**PROBLEM DETAILS**
Return every record verbatim.

**DATA IN THIS EXERCISE**
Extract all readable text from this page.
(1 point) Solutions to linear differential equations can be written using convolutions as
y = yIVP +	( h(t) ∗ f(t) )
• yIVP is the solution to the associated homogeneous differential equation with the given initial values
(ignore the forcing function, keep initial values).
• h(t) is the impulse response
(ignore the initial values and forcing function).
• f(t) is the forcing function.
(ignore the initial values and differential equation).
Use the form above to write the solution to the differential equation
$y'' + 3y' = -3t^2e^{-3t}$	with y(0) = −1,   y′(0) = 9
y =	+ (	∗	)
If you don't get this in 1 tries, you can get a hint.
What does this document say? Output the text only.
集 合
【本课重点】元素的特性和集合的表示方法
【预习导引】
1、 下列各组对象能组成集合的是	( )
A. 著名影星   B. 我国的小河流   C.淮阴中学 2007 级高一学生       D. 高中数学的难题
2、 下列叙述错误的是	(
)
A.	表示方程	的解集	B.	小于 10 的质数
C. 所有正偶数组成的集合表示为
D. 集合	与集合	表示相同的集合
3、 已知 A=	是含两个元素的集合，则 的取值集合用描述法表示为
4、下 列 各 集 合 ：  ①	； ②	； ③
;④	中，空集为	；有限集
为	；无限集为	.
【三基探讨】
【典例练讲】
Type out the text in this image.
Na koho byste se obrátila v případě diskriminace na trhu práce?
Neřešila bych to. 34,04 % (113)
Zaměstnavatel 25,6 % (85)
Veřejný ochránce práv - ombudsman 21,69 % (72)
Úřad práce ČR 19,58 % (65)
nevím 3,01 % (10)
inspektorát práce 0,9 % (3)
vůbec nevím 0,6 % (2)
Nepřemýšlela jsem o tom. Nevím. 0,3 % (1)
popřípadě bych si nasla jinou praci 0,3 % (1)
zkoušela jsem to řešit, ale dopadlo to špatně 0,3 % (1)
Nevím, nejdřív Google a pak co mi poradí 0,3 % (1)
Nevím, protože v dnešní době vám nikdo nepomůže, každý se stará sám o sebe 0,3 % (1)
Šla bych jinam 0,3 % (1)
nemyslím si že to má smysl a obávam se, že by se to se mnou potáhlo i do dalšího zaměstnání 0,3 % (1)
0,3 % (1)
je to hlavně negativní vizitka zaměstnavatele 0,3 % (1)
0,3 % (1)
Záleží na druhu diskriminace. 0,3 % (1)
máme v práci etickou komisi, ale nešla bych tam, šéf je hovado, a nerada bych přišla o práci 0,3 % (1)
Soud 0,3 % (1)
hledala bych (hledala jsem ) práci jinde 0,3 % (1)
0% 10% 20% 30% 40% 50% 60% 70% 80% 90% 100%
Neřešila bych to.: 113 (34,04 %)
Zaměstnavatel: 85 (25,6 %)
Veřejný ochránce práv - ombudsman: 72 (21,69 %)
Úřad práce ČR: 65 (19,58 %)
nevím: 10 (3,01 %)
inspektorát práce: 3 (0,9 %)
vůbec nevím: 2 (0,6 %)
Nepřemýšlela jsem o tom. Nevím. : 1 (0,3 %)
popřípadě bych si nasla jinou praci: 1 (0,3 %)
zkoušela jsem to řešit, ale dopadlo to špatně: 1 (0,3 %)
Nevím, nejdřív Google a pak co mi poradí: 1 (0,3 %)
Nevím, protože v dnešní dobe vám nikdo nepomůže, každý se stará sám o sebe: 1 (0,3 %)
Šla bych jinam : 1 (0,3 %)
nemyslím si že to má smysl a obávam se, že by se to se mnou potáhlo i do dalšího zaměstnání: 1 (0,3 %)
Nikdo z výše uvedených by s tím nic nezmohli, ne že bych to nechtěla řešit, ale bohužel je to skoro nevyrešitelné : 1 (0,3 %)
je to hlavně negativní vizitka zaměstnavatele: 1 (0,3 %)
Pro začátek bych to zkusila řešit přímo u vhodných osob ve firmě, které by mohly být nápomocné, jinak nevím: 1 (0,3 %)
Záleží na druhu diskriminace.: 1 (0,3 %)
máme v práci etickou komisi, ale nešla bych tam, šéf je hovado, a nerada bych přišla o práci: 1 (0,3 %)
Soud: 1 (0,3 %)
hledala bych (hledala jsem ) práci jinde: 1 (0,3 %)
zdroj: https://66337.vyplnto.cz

**RESPONSE TO THE EXERCISE**
Extract all readable text from this page.
(1 point) Solutions to linear differential equations can be written using convolutions as
y = yIVP +	( h(t) ∗ f(t) )
• yIVP is the solution to the associated homogeneous differential equation with the given initial values
(ignore the forcing function, keep initial values).
• h(t) is the impulse response
(ignore the initial values and forcing function).
• f(t) is the forcing function.
(ignore the initial values and differential equation).
Use the form above to write the solution to the differential equation
$y'' + 3y' = -3t^2e^{-3t}$	with y(0) = −1,   y′(0) = 9
y =	+ (	∗	)
If you don't get this in 1 tries, you can get a hint.
What does this document say? Output the text only.
集 合
【本课重点】元素的特性和集合的表示方法
【预习导引】
1、 下列各组对象能组成集合的是	( )
A. 著名影星   B. 我国的小河流   C.淮阴中学 2007 级高一学生       D. 高中数学的难题
2、 下列叙述错误的是	(
)
A.	表示方程	的解集	B.	小于 10 的质数
C. 所有正偶数组成的集合表示为
D. 集合	与集合	表示相同的集合
3、 已知 A=	是含两个元素的集合，则 的取值集合用描述法表示为
4、下 列 各 集 合 ：  ①	； ②	； ③
;④	中，空集为	；有限集
为	；无限集为	.
【三基探讨】
【典例练讲】
Type out the text in this image.
Na koho byste se obrátila v případě diskriminace na trhu práce?
Neřešila bych to. 34,04 % (113)
Zaměstnavatel 25,6 % (85)
Veřejný ochránce práv - ombudsman 21,69 % (72)
Úřad práce ČR 19,58 % (65)
nevím 3,01 % (10)
inspektorát práce 0,9 % (3)
vůbec nevím 0,6 % (2)
Nepřemýšlela jsem o tom. Nevím. 0,3 % (1)
popřípadě bych si nasla jinou praci 0,3 % (1)
zkoušela jsem to řešit, ale dopadlo to špatně 0,3 % (1)
Nevím, nejdřív Google a pak co mi poradí 0,3 % (1)
Nevím, protože v dnešní době vám nikdo nepomůže, každý se stará sám o sebe 0,3 % (1)
Šla bych jinam 0,3 % (1)
nemyslím si že to má smysl a obávam se, že by se to se mnou potáhlo i do dalšího zaměstnání 0,3 % (1)
0,3 % (1)
je to hlavně negativní vizitka zaměstnavatele 0,3 % (1)
0,3 % (1)
Záleží na druhu diskriminace. 0,3 % (1)
máme v práci etickou komisi, ale nešla bych tam, šéf je hovado, a nerada bych přišla o práci 0,3 % (1)
Soud 0,3 % (1)
hledala bych (hledala jsem ) práci jinde 0,3 % (1)
0% 10% 20% 30% 40% 50% 60% 70% 80% 90% 100%
Neřešila bych to.: 113 (34,04 %)
Zaměstnavatel: 85 (25,6 %)
Veřejný ochránce práv - ombudsman: 72 (21,69 %)
Úřad práce ČR: 65 (19,58 %)
nevím: 10 (3,01 %)
inspektorát práce: 3 (0,9 %)
vůbec nevím: 2 (0,6 %)
Nepřemýšlela jsem o tom. Nevím. : 1 (0,3 %)
popřípadě bych si nasla jinou praci: 1 (0,3 %)
zkoušela jsem to řešit, ale dopadlo to špatně: 1 (0,3 %)
Nevím, nejdřív Google a pak co mi poradí: 1 (0,3 %)
Nevím, protože v dnešní dobe vám nikdo nepomůže, každý se stará sám o sebe: 1 (0,3 %)
Šla bych jinam : 1 (0,3 %)
nemyslím si že to má smysl a obávam se, že by se to se mnou potáhlo i do dalšího zaměstnání: 1 (0,3 %)
Nikdo z výše uvedených by s tím nic nezmohli, ne že bych to nechtěla řešit, ale bohužel je to skoro nevyrešitelné : 1 (0,3 %)
je to hlavně negativní vizitka zaměstnavatele: 1 (0,3 %)
Pro začátek bych to zkusila řešit přímo u vhodných osob ve firmě, které by mohly být nápomocné, jinak nevím: 1 (0,3 %)
Záleží na druhu diskriminace.: 1 (0,3 %)
máme v práci etickou komisi, ale nešla bych tam, šéf je hovado, a nerada bych přišla o práci: 1 (0,3 %)
Soud: 1 (0,3 %)
hledala bych (hledala jsem ) práci jinde: 1 (0,3 %)
zdroj: https://66337.vyplnto.cz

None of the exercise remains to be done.